__What you have to do__
In your copy, leave out the pictures; write out all the data exactly.
--- BEGIN Available records ---
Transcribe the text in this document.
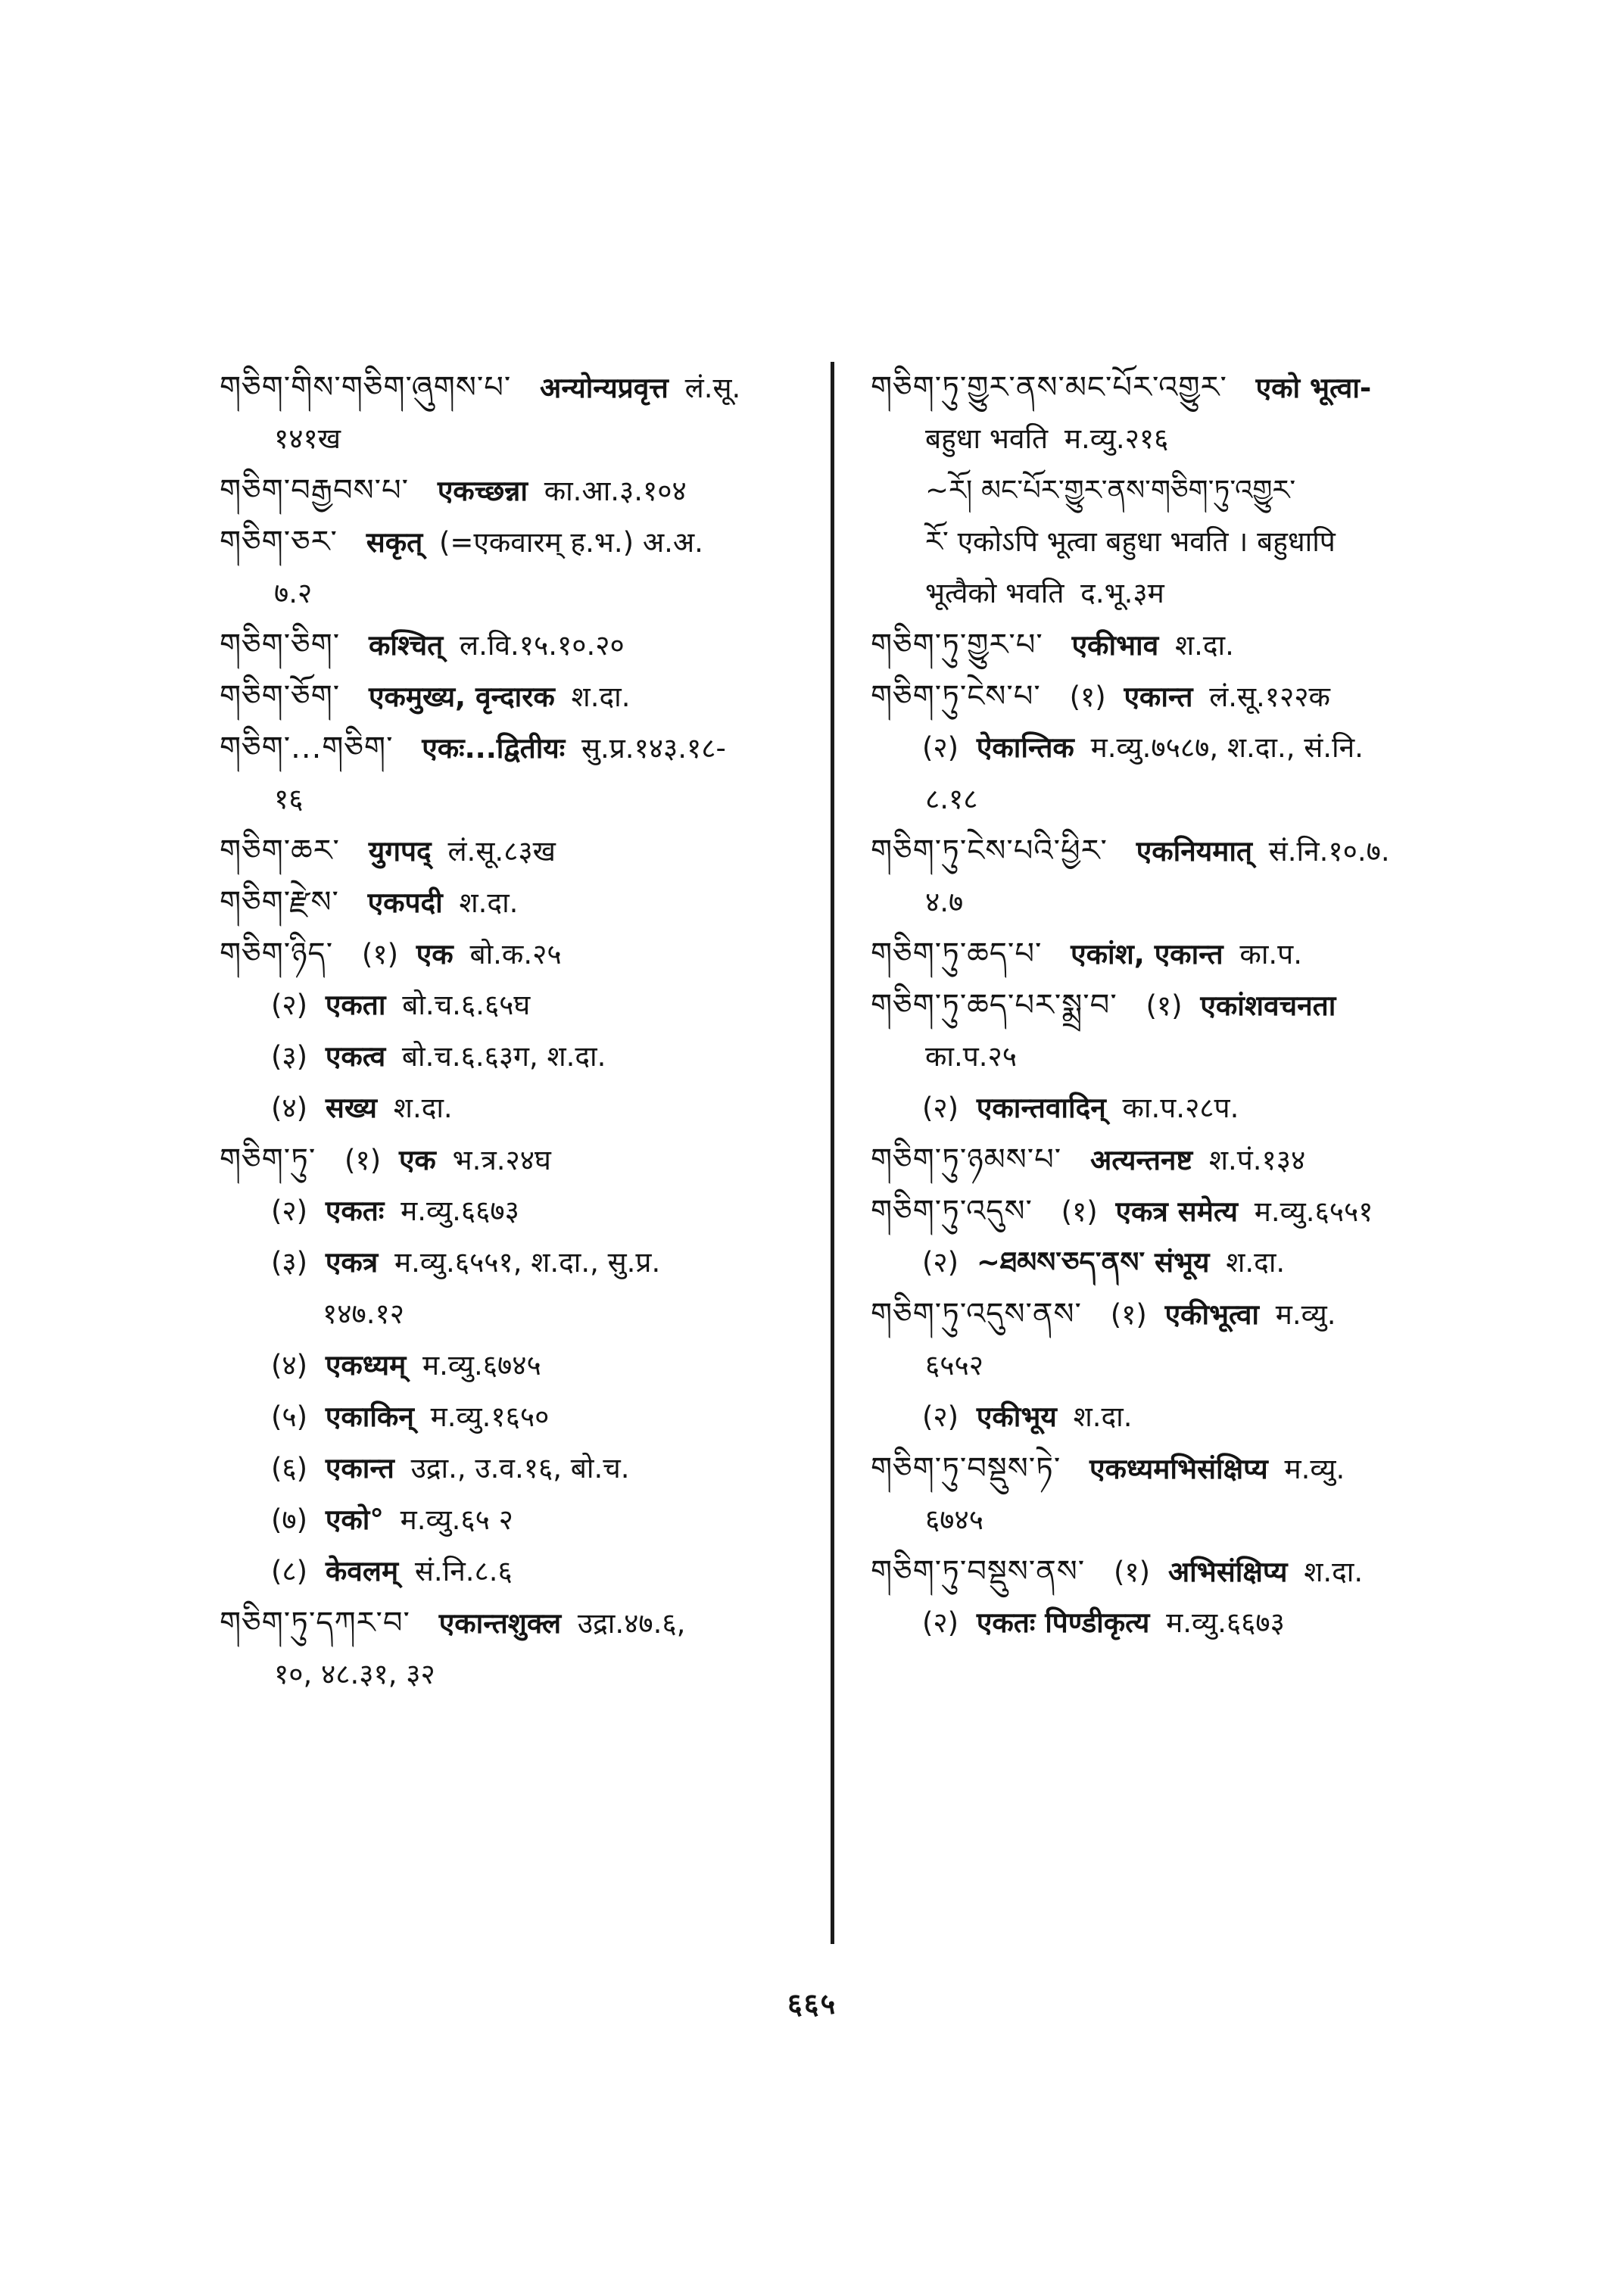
གཅིག་གིས་གཅིག་ཞུགས་པ་ अन्योन्यप्रवृत्त लं.सू.
१४१ख
གཅིག་བརྒྱབས་པ་ एकच्छन्ना का.आ.३.१०४
གཅིག་ཅར་ सकृत् (=एकवारम् ह.भ.) अ.अ.
७.२
གཅིག་ཅིག་ कश्चित् ल.वि.१५.१०.२०
གཅིག་ཅོག་ एकमुख्य, वृन्दारक श.दा.
གཅིག་...གཅིག་ एकः...द्वितीयः सु.प्र.१४३.१८-
१६
གཅིག་ཆར་ युगपद् लं.सू.८३ख
གཅིག་རྫེས་ एकपदी श.दा.
གཅིག་ཉིད་ (१) एक बो.क.२५
(२) एकता बो.च.६.६५घ
(३) एकत्व बो.च.६.६३ग, श.दा.
(४) सख्य श.दा.
གཅིག་ཏུ་ (१) एक भ.त्र.२४घ
(२) एकतः म.व्यु.६६७३
(३) एकत्र म.व्यु.६५५१, श.दा., सु.प्र.
१४७.१२
(४) एकध्यम् म.व्यु.६७४५
(५) एकाकिन् म.व्यु.१६५०
(६) एकान्त उद्रा., उ.व.१६, बो.च.
(७) एको° म.व्यु.६५ २
(८) केवलम् सं.नि.८.६
གཅིག་ཏུ་དཀར་བ་ एकान्तशुक्ल उद्रा.४७.६,
१०, ४८.३१, ३२
གཅིག་ཏུ་གྱུར་ནས་མང་པོར་འགྱུར་ एको भूत्वा-
बहुधा भवति म.व्यु.२१६
~ཪོ། མང་པོར་གྱུར་ནས་གཅིག་ཏུ་འགྱུར་
རོ་ एकोऽपि भूत्वा बहुधा भवति । बहुधापि
भूत्वैको भवति द.भू.३म
གཅིག་ཏུ་གྱུར་པ་ एकीभाव श.दा.
གཅིག་ཏུ་ངེས་པ་ (१) एकान्त लं.सू.१२२क
(२) ऐकान्तिक म.व्यु.७५८७, श.दा., सं.नि.
८.१८
གཅིག་ཏུ་ངེས་པའི་ཕྱིར་ एकनियमात् सं.नि.१०.७.
४.७
གཅིག་ཏུ་ཆད་པ་ एकांश, एकान्त का.प.
གཅིག་ཏུ་ཆད་པར་སྨྲ་བ་ (१) एकांशवचनता
का.प.२५
(२) एकान्तवादिन् का.प.२८प.
གཅིག་ཏུ་ཉམས་པ་ अत्यन्तनष्ट श.पं.१३४
གཅིག་ཏུ་འདུས་ (१) एकत्र समेत्य म.व्यु.६५५१
(२) ~ཐམས་ཅད་ནས་ संभूय श.दा.
གཅིག་ཏུ་འདུས་ནས་ (१) एकीभूत्वा म.व्यु.
६५५२
(२) एकीभूय श.दा.
གཅིག་ཏུ་བསྡུས་ཏེ་ एकध्यमभिसंक्षिप्य म.व्यु.
६७४५
གཅིག་ཏུ་བསྡུས་ནས་ (१) अभिसंक्षिप्य श.दा.
(२) एकतः पिण्डीकृत्य म.व्यु.६६७३
६६५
--- END Available records ---
__Solution__
Transcribe the text in this document.
གཅིག་གིས་གཅིག་ཞུགས་པ་ अन्योन्यप्रवृत्त लं.सू.
१४१ख
གཅིག་བརྒྱབས་པ་ एकच्छन्ना का.आ.३.१०४
གཅིག་ཅར་ सकृत् (=एकवारम् ह.भ.) अ.अ.
७.२
གཅིག་ཅིག་ कश्चित् ल.वि.१५.१०.२०
གཅིག་ཅོག་ एकमुख्य, वृन्दारक श.दा.
གཅིག་...གཅིག་ एकः...द्वितीयः सु.प्र.१४३.१८-
१६
གཅིག་ཆར་ युगपद् लं.सू.८३ख
གཅིག་རྫེས་ एकपदी श.दा.
གཅིག་ཉིད་ (१) एक बो.क.२५
(२) एकता बो.च.६.६५घ
(३) एकत्व बो.च.६.६३ग, श.दा.
(४) सख्य श.दा.
གཅིག་ཏུ་ (१) एक भ.त्र.२४घ
(२) एकतः म.व्यु.६६७३
(३) एकत्र म.व्यु.६५५१, श.दा., सु.प्र.
१४७.१२
(४) एकध्यम् म.व्यु.६७४५
(५) एकाकिन् म.व्यु.१६५०
(६) एकान्त उद्रा., उ.व.१६, बो.च.
(७) एको° म.व्यु.६५ २
(८) केवलम् सं.नि.८.६
གཅིག་ཏུ་དཀར་བ་ एकान्तशुक्ल उद्रा.४७.६,
१०, ४८.३१, ३२
གཅིག་ཏུ་གྱུར་ནས་མང་པོར་འགྱུར་ एको भूत्वा-
बहुधा भवति म.व्यु.२१६
~ཪོ། མང་པོར་གྱུར་ནས་གཅིག་ཏུ་འགྱུར་
རོ་ एकोऽपि भूत्वा बहुधा भवति । बहुधापि
भूत्वैको भवति द.भू.३म
གཅིག་ཏུ་གྱུར་པ་ एकीभाव श.दा.
གཅིག་ཏུ་ངེས་པ་ (१) एकान्त लं.सू.१२२क
(२) ऐकान्तिक म.व्यु.७५८७, श.दा., सं.नि.
८.१८
གཅིག་ཏུ་ངེས་པའི་ཕྱིར་ एकनियमात् सं.नि.१०.७.
४.७
གཅིག་ཏུ་ཆད་པ་ एकांश, एकान्त का.प.
གཅིག་ཏུ་ཆད་པར་སྨྲ་བ་ (१) एकांशवचनता
का.प.२५
(२) एकान्तवादिन् का.प.२८प.
གཅིག་ཏུ་ཉམས་པ་ अत्यन्तनष्ट श.पं.१३४
གཅིག་ཏུ་འདུས་ (१) एकत्र समेत्य म.व्यु.६५५१
(२) ~ཐམས་ཅད་ནས་ संभूय श.दा.
གཅིག་ཏུ་འདུས་ནས་ (१) एकीभूत्वा म.व्यु.
६५५२
(२) एकीभूय श.दा.
གཅིག་ཏུ་བསྡུས་ཏེ་ एकध्यमभिसंक्षिप्य म.व्यु.
६७४५
གཅིག་ཏུ་བསྡུས་ནས་ (१) अभिसंक्षिप्य श.दा.
(२) एकतः पिण्डीकृत्य म.व्यु.६६७३
६६५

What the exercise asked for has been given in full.